■ **GIVEN ENTRIES**:
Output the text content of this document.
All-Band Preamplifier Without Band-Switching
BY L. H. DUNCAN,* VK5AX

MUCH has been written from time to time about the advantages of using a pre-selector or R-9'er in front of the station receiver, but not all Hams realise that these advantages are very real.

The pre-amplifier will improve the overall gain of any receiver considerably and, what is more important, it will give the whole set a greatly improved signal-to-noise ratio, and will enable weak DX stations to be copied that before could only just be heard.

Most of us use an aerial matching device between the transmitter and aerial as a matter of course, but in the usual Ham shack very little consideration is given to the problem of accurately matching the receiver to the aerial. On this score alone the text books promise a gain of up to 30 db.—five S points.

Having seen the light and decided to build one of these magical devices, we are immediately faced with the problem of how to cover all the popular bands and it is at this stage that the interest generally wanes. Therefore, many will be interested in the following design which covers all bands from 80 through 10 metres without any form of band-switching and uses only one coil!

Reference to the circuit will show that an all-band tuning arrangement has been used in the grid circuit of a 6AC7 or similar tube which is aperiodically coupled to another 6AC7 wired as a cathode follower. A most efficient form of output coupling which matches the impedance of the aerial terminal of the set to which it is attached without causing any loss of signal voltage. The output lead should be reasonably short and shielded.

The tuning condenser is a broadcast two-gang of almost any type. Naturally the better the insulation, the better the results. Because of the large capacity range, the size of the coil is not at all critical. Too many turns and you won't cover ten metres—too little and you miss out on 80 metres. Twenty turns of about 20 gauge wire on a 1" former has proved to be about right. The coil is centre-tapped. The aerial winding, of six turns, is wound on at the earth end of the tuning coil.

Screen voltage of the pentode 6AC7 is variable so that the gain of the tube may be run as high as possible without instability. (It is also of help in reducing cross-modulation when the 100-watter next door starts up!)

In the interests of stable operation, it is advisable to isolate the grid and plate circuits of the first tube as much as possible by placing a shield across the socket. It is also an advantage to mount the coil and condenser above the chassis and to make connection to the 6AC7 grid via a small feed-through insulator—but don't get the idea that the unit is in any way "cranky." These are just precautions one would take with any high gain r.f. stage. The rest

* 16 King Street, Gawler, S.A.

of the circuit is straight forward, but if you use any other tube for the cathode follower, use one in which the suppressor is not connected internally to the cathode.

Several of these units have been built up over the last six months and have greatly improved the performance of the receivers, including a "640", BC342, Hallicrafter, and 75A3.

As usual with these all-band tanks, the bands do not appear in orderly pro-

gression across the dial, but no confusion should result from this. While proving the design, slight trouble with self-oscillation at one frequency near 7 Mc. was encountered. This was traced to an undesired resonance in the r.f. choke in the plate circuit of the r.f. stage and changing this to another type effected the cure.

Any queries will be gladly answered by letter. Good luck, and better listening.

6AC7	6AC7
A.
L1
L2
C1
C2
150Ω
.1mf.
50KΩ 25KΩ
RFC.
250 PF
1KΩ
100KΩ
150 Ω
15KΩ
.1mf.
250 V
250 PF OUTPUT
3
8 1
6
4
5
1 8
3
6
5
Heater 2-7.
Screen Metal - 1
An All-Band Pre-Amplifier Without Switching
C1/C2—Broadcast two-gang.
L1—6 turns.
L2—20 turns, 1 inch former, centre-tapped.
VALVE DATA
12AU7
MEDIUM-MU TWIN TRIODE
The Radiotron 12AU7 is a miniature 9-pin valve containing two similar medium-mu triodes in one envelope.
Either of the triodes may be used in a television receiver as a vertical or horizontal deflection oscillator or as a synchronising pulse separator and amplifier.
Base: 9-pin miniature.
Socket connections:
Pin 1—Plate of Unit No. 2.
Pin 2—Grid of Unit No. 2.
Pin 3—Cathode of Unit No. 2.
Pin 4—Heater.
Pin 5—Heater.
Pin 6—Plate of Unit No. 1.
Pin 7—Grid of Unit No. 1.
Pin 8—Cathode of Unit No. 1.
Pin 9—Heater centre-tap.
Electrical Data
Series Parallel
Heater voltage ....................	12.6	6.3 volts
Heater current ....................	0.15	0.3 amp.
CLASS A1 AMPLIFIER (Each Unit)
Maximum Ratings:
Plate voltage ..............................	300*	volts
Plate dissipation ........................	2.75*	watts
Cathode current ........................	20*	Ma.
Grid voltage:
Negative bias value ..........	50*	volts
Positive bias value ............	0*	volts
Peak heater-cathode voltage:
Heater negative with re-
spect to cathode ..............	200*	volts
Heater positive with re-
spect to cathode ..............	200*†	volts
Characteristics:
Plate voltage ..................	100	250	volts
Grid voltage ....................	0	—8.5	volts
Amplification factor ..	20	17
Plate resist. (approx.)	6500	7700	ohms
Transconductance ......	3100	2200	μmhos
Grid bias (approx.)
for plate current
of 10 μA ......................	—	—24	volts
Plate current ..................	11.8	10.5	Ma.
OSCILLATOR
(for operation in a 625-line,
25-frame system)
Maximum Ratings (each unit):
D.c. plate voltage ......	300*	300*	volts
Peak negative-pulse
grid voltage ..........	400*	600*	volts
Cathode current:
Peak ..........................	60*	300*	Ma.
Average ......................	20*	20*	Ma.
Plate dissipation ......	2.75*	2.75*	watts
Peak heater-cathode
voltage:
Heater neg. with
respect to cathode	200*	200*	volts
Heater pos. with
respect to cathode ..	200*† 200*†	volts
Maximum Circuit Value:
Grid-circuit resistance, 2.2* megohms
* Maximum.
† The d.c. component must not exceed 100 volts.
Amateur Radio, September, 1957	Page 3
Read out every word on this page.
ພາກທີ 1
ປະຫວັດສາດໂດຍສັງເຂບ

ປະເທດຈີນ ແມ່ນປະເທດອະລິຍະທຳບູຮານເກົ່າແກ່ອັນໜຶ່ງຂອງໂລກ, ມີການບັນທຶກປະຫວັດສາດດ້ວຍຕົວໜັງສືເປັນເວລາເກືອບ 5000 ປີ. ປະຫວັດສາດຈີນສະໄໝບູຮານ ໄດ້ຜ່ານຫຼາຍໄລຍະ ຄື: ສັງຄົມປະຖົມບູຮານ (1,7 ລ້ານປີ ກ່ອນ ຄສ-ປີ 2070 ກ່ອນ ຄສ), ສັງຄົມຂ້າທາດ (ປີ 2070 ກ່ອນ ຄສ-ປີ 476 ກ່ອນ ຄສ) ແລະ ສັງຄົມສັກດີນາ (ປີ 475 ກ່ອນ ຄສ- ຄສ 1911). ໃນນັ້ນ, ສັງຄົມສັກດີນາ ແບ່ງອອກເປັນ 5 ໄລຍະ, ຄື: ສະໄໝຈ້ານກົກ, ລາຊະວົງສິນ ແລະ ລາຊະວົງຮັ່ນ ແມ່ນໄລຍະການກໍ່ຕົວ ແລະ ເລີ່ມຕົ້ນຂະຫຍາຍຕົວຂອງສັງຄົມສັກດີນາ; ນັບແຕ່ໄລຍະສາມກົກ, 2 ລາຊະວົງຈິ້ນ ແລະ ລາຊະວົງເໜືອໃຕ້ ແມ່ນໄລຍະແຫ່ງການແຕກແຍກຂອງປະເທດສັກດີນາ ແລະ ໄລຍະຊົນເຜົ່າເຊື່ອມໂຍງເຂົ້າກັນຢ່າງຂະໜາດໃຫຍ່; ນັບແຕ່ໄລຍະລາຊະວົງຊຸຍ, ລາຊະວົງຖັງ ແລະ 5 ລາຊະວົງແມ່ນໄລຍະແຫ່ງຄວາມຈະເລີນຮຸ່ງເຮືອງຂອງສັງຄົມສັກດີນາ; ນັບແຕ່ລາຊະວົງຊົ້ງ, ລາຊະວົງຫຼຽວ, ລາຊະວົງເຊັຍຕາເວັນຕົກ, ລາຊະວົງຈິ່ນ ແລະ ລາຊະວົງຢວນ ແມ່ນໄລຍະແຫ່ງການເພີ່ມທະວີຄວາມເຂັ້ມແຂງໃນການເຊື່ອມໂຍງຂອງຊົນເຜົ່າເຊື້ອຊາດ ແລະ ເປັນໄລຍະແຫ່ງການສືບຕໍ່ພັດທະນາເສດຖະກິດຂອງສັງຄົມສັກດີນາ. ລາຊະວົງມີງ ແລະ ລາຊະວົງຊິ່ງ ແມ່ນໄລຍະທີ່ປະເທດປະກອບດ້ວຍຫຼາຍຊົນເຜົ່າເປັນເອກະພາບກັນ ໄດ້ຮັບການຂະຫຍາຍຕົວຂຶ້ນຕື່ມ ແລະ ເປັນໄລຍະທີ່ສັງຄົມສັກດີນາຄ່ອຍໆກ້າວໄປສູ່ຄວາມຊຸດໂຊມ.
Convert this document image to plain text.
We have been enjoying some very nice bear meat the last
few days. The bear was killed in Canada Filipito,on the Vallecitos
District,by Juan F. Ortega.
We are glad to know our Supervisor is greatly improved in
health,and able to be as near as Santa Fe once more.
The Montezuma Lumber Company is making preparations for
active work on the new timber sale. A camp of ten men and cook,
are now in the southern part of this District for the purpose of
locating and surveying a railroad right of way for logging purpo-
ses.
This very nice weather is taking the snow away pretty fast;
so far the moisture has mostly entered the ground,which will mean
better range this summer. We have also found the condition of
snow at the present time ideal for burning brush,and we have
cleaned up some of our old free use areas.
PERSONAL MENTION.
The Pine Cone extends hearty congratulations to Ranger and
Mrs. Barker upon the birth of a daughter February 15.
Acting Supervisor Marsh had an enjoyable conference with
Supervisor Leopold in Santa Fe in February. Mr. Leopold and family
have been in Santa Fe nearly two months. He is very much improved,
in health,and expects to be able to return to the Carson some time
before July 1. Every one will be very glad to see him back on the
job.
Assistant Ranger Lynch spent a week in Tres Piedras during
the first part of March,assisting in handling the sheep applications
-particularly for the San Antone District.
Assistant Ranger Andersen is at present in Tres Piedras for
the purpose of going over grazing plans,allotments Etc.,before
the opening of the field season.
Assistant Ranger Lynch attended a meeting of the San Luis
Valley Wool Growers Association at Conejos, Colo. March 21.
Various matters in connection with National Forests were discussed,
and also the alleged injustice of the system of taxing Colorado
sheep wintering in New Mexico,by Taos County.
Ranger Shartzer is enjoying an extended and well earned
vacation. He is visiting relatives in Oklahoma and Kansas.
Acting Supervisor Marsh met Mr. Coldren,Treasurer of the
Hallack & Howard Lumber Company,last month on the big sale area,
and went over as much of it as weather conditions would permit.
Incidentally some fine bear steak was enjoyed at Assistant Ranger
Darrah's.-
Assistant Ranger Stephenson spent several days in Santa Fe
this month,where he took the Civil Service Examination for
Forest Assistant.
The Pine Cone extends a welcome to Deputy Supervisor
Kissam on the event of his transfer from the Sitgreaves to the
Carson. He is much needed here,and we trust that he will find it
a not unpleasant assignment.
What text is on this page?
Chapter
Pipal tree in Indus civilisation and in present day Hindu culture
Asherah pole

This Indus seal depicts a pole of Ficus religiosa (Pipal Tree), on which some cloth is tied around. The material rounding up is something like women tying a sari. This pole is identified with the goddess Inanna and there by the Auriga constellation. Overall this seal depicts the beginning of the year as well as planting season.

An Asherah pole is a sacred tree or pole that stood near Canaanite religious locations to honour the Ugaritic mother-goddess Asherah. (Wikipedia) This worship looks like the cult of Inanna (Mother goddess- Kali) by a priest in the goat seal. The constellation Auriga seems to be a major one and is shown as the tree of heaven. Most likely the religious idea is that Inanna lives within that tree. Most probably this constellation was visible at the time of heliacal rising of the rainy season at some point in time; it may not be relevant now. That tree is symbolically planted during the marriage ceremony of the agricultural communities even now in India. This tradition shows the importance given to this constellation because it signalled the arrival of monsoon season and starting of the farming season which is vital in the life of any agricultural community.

■ **TASK INSTRUCTIONS**: Repeat the line that contains "What text is on this page?", then every line after it until the records end, with nothing added.

■ **RESPONSE TO THIS TASK**:
What text is on this page?
Chapter
Pipal tree in Indus civilisation and in present day Hindu culture
Asherah pole

This Indus seal depicts a pole of Ficus religiosa (Pipal Tree), on which some cloth is tied around. The material rounding up is something like women tying a sari. This pole is identified with the goddess Inanna and there by the Auriga constellation. Overall this seal depicts the beginning of the year as well as planting season.

An Asherah pole is a sacred tree or pole that stood near Canaanite religious locations to honour the Ugaritic mother-goddess Asherah. (Wikipedia) This worship looks like the cult of Inanna (Mother goddess- Kali) by a priest in the goat seal. The constellation Auriga seems to be a major one and is shown as the tree of heaven. Most likely the religious idea is that Inanna lives within that tree. Most probably this constellation was visible at the time of heliacal rising of the rainy season at some point in time; it may not be relevant now. That tree is symbolically planted during the marriage ceremony of the agricultural communities even now in India. This tradition shows the importance given to this constellation because it signalled the arrival of monsoon season and starting of the farming season which is vital in the life of any agricultural community.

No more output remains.